─── Dataset extract
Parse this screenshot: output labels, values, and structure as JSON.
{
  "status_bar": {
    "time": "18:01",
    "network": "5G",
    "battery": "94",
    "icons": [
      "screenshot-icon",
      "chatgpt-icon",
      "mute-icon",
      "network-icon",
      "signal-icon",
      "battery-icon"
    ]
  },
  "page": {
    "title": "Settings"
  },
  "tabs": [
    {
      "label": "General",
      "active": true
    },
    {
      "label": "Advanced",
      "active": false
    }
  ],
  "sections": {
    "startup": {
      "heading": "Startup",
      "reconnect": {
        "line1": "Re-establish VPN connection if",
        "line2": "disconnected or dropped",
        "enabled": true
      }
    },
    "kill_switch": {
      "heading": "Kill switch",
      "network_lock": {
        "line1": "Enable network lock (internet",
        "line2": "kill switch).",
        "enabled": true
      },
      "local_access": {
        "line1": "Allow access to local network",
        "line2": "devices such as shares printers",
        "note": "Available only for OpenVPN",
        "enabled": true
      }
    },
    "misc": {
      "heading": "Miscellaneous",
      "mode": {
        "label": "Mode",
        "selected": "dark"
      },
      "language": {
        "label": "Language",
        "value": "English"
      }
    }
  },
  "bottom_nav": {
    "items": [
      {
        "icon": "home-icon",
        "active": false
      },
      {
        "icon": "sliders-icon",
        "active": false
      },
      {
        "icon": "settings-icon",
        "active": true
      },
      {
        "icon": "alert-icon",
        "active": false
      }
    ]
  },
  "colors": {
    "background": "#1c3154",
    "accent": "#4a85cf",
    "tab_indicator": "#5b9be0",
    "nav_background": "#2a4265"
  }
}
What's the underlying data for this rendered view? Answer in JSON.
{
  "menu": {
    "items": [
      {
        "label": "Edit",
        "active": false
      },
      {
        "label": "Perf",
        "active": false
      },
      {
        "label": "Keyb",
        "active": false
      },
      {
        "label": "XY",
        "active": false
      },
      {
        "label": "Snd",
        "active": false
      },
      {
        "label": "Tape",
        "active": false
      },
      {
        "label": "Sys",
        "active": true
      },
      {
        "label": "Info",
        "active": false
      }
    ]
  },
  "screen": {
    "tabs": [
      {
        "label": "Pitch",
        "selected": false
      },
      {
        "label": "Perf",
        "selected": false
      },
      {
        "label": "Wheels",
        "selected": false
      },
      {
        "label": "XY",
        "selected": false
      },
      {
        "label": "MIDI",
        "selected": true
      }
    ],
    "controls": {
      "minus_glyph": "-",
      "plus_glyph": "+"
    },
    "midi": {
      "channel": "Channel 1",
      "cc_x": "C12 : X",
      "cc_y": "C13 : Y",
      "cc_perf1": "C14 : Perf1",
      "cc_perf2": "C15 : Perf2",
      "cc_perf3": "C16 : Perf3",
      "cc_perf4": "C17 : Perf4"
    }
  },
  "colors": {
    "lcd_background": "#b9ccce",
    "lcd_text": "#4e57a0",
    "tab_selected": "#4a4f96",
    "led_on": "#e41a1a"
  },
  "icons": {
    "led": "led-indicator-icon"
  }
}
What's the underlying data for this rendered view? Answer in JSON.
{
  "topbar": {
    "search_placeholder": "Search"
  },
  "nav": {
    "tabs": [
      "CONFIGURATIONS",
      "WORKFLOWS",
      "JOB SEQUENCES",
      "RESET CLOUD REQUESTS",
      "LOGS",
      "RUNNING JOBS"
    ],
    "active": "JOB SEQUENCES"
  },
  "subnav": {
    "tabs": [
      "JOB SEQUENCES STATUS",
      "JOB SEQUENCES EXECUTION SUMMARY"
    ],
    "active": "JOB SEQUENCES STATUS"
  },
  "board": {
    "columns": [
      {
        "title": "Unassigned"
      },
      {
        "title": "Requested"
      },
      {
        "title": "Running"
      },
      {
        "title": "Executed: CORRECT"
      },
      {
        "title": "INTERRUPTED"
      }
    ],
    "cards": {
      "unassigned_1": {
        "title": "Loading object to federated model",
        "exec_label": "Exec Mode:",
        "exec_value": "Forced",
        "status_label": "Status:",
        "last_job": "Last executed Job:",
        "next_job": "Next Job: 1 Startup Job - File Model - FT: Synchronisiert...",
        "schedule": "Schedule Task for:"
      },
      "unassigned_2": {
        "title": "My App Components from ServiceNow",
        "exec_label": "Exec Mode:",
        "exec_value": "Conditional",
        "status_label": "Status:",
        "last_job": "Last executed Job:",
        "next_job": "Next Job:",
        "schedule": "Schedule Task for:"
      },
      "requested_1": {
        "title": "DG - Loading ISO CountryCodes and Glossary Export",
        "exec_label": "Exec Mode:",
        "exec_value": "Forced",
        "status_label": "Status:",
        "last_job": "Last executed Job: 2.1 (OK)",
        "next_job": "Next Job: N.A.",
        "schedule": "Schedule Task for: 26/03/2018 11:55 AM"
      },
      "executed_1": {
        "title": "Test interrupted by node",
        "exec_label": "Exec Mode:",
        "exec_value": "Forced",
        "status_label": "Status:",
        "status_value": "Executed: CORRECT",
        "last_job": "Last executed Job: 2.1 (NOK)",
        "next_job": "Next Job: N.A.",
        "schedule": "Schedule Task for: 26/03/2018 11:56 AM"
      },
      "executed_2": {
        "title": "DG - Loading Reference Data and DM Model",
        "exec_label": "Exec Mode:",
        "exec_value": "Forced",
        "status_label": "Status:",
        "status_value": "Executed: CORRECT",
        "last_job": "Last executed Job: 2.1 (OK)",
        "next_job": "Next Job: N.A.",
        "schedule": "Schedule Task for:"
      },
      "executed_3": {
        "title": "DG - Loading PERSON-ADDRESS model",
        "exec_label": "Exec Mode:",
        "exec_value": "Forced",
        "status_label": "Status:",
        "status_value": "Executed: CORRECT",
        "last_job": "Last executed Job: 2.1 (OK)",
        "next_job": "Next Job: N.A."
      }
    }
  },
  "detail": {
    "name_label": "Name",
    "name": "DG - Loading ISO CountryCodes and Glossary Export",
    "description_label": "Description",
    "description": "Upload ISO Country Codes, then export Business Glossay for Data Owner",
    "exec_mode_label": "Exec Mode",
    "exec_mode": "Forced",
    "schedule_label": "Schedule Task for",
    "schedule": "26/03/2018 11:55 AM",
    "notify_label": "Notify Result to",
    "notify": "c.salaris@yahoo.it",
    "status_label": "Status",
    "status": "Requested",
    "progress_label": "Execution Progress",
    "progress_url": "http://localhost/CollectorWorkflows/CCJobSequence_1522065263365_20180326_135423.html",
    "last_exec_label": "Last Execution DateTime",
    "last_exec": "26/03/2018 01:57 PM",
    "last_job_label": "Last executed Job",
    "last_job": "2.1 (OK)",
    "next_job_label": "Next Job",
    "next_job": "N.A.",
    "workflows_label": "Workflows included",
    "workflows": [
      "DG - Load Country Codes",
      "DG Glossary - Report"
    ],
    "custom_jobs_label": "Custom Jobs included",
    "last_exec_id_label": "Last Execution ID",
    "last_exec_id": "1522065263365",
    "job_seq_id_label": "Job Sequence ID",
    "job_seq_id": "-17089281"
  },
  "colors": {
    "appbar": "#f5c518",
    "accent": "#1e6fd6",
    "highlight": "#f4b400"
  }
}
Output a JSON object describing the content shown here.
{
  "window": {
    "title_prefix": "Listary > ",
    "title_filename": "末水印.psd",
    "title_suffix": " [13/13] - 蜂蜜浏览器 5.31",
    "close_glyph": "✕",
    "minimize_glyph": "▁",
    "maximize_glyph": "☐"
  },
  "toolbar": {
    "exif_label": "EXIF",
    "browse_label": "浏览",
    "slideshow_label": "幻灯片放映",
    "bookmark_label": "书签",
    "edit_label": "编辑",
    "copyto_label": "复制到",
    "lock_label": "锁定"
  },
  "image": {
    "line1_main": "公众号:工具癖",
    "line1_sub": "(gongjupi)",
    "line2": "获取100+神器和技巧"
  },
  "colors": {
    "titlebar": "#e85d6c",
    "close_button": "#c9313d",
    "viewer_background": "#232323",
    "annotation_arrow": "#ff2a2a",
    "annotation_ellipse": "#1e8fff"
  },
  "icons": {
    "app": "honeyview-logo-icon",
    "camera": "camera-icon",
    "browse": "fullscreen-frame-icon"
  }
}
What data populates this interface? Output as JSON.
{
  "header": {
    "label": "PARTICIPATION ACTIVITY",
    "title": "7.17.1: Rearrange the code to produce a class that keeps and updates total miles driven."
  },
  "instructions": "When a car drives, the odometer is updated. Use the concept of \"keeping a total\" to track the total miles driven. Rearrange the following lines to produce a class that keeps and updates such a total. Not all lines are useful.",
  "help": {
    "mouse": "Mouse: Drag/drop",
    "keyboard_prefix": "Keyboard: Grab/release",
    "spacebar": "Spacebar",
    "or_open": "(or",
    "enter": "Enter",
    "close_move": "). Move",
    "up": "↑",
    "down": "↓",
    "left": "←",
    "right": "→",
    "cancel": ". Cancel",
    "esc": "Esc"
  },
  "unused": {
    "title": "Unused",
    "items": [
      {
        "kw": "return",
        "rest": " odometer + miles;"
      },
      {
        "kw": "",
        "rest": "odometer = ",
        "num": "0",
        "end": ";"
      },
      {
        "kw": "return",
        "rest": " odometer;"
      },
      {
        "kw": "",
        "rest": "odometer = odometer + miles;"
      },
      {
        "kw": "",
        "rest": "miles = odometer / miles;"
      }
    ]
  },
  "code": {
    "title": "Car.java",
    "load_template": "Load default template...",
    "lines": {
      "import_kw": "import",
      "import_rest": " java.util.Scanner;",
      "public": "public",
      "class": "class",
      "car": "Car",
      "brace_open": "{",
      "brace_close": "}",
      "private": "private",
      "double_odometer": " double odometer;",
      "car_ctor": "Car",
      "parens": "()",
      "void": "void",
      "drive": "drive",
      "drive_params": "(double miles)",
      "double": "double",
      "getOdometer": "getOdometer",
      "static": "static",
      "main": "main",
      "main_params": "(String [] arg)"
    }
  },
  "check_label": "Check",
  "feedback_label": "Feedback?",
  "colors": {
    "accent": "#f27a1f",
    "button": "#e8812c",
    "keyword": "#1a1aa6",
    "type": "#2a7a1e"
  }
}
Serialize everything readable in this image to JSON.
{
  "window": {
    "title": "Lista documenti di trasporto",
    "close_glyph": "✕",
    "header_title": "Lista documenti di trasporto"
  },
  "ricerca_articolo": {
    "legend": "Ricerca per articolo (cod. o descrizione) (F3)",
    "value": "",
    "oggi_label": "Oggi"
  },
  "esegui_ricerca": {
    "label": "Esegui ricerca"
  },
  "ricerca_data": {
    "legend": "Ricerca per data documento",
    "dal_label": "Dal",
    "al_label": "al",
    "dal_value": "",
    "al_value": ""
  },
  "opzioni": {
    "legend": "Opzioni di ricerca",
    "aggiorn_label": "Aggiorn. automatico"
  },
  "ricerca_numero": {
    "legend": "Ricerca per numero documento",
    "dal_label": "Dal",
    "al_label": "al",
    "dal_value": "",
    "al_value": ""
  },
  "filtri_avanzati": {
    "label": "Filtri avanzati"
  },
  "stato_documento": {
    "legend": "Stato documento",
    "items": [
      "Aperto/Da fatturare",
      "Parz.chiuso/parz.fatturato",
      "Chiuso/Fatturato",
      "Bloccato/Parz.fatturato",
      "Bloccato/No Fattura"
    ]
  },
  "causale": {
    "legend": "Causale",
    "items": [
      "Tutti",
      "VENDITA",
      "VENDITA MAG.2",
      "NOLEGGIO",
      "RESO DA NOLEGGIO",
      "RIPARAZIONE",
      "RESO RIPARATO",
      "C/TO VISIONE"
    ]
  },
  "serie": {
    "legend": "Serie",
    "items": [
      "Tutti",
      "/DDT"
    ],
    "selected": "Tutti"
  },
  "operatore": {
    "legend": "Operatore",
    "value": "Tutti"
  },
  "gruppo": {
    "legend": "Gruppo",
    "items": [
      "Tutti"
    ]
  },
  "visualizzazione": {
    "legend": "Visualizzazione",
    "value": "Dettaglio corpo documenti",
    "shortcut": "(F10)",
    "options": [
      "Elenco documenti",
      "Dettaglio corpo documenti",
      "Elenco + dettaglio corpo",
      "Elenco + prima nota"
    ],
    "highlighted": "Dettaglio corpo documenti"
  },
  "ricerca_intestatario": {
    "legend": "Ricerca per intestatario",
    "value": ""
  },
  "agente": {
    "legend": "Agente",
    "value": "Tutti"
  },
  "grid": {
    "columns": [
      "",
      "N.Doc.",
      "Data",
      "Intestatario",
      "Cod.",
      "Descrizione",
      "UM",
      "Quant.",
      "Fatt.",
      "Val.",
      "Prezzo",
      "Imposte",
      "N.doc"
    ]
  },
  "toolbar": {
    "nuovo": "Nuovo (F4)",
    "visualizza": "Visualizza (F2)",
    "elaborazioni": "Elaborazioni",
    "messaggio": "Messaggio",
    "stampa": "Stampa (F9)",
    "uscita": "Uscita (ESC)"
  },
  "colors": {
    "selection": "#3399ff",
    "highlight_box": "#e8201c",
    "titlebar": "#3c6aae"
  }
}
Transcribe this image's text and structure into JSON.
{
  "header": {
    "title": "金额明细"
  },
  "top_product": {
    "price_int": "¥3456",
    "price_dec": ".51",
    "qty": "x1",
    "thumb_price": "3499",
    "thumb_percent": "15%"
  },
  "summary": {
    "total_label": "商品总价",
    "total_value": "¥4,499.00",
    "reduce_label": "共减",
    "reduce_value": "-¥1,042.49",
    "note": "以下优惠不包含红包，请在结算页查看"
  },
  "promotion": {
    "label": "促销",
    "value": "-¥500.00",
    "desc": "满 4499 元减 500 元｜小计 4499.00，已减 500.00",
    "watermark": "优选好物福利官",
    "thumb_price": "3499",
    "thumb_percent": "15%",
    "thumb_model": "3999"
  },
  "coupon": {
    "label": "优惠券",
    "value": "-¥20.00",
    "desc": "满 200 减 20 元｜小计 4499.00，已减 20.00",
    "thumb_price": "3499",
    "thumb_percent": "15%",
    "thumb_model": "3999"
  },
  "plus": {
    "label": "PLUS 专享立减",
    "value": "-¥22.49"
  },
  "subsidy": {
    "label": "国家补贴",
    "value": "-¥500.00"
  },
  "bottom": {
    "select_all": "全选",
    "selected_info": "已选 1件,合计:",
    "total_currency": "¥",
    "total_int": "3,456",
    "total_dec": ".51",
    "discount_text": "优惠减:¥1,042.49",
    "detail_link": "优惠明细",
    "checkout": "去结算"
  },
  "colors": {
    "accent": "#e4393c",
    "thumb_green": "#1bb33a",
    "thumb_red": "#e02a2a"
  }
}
──────
**What the task asks:** How many lines in the records above contain the word "keeps"? Reply with the number alone.

**Task result:** 2